# Records from a data collection
--- start ---

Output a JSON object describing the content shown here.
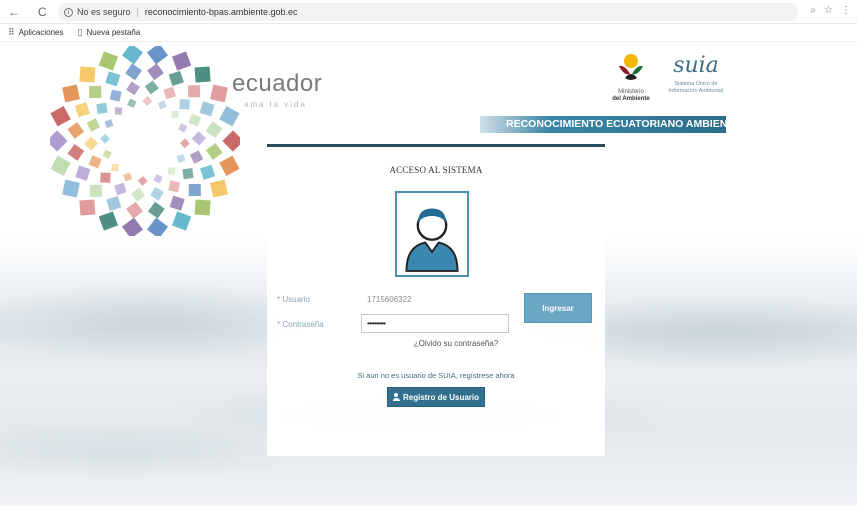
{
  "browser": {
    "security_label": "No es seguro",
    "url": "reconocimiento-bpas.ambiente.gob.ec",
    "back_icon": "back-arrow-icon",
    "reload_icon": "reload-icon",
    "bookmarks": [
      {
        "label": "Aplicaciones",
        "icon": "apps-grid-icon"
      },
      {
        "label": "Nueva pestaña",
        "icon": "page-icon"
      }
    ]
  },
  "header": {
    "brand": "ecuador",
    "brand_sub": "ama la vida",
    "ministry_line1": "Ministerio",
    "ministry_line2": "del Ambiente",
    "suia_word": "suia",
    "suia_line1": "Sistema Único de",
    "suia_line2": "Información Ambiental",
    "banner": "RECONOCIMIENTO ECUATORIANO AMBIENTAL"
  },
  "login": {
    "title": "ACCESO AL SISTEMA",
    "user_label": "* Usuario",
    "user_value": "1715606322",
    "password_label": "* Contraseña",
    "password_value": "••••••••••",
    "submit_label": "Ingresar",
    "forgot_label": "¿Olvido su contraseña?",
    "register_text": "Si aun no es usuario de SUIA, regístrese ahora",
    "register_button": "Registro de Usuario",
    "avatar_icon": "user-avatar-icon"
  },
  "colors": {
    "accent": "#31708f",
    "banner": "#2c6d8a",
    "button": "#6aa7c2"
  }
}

--- end ---
--- start ---

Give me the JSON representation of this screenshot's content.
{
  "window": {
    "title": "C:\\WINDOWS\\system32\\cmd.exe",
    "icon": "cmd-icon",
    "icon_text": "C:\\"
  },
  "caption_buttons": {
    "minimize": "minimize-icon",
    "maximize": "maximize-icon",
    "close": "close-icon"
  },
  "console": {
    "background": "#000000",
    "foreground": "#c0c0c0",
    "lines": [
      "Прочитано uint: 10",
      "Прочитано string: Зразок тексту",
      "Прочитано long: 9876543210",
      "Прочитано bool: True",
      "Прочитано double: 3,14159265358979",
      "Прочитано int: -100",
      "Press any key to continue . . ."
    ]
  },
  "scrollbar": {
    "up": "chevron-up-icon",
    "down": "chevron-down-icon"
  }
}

--- end ---
--- start ---

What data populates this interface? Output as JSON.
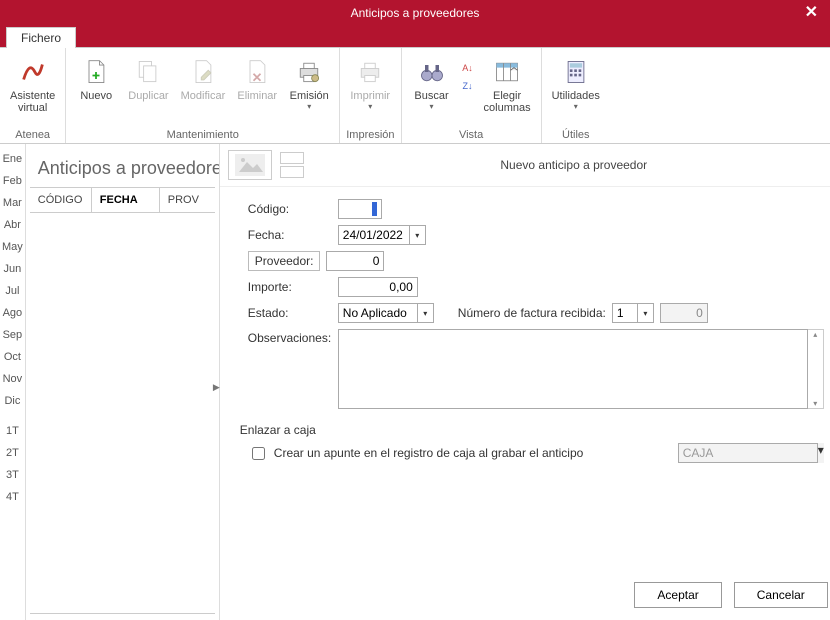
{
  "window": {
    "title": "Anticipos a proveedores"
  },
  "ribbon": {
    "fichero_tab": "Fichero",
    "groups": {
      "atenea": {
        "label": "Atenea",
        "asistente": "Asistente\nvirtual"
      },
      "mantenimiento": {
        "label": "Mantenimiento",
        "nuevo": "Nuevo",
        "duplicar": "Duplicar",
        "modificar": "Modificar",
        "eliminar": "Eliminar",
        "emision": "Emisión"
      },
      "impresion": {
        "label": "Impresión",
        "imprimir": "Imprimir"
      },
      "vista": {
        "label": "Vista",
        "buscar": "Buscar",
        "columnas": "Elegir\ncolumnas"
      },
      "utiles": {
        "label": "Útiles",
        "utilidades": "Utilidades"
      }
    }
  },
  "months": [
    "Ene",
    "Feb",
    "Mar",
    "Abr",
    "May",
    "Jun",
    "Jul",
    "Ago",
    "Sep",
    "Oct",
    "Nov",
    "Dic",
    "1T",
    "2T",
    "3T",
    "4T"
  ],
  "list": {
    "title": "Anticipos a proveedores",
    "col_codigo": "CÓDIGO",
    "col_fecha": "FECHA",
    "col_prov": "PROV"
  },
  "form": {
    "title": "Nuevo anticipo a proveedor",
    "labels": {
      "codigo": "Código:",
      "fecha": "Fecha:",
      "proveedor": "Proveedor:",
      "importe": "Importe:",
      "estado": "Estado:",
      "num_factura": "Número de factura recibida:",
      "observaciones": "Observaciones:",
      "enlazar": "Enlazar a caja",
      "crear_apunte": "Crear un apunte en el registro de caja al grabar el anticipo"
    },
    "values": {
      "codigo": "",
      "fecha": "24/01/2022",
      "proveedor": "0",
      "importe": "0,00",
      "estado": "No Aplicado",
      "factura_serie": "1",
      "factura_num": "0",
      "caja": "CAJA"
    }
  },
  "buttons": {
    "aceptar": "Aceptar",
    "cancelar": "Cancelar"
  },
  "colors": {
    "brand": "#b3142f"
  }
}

--- end ---

# YOUR INSTRUCTIONS
Look over the material above and show each line where "caja" appears.

# FULL OUTPUT
      "enlazar": "Enlazar a caja",
      "crear_apunte": "Crear un apunte en el registro de caja al grabar el anticipo"
      "caja": "CAJA"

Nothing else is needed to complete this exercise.